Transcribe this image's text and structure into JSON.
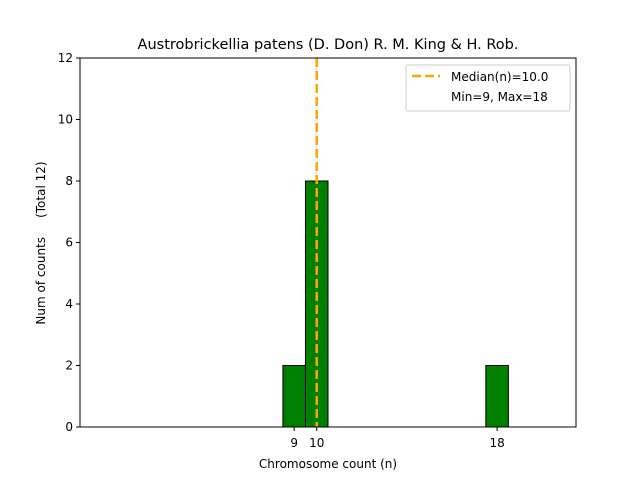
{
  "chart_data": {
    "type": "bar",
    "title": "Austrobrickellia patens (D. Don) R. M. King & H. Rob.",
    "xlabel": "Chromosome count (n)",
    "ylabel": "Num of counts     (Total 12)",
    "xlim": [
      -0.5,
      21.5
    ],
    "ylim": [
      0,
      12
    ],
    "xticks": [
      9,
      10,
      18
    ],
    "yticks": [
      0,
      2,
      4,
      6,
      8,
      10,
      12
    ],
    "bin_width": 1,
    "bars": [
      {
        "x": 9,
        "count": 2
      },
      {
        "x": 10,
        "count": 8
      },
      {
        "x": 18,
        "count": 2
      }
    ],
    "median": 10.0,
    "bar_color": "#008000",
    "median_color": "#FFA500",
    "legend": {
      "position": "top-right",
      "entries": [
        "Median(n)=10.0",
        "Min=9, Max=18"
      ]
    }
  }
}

---

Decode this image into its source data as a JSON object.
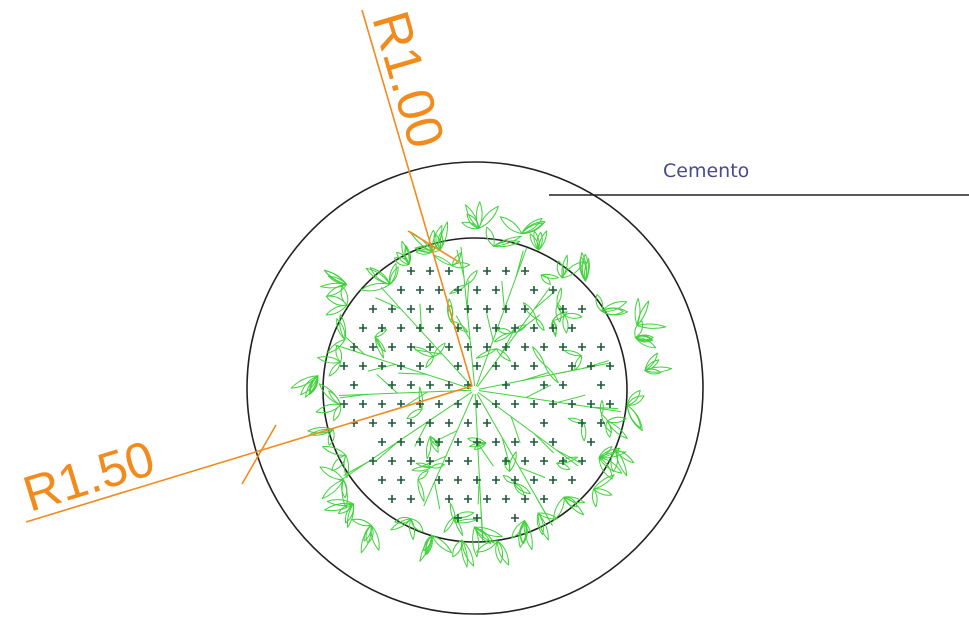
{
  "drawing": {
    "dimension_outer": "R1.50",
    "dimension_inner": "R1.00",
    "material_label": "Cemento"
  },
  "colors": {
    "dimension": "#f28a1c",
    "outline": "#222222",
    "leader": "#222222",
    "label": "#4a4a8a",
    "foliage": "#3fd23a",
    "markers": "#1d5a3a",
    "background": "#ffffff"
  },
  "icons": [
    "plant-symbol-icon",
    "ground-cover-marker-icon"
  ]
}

...

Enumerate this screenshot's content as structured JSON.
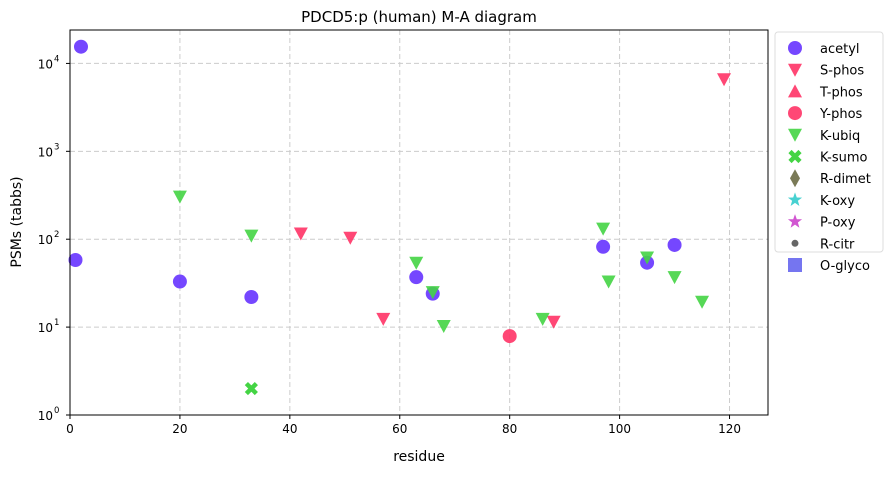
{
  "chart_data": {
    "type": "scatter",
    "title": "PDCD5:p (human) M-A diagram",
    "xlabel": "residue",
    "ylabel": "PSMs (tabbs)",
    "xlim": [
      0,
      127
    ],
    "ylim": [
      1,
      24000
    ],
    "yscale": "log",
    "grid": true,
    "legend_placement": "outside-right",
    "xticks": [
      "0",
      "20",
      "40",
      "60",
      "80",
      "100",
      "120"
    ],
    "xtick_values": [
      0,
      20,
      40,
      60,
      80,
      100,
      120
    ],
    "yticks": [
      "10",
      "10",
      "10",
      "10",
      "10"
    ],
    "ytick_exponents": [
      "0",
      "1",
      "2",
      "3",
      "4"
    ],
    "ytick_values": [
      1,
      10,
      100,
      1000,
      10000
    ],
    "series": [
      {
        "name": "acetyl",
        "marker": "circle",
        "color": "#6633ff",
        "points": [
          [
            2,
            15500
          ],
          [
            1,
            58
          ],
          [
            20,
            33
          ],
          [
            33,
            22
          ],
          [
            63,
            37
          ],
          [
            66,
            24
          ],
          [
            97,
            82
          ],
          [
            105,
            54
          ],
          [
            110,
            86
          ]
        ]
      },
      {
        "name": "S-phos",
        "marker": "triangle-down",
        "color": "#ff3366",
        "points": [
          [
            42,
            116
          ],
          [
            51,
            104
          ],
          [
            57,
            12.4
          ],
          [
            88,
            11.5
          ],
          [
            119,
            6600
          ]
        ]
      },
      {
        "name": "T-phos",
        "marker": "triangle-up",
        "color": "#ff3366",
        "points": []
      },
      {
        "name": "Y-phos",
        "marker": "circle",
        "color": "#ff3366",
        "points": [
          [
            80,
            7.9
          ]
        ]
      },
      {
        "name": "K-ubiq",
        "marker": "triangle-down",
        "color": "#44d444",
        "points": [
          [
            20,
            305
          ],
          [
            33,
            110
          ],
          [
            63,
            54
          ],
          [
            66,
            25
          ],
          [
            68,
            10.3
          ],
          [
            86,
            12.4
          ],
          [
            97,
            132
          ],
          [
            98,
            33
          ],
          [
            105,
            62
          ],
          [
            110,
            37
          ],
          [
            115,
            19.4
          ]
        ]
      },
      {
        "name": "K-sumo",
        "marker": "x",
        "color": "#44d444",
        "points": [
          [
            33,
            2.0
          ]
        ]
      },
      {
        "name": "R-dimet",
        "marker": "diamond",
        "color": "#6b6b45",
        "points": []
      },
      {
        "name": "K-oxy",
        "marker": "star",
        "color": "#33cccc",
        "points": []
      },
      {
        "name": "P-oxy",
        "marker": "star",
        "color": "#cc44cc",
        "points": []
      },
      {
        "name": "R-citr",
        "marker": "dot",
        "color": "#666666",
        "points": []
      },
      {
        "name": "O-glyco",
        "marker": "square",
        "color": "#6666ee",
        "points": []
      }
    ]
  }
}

Exercise directions
Extract every line that has the string "JSON" in it.

Solution for this exercise
Transcribe this image's text and structure into JSON.
Decode this image into its source data as a JSON object.
Enumerate this screenshot's content as structured JSON.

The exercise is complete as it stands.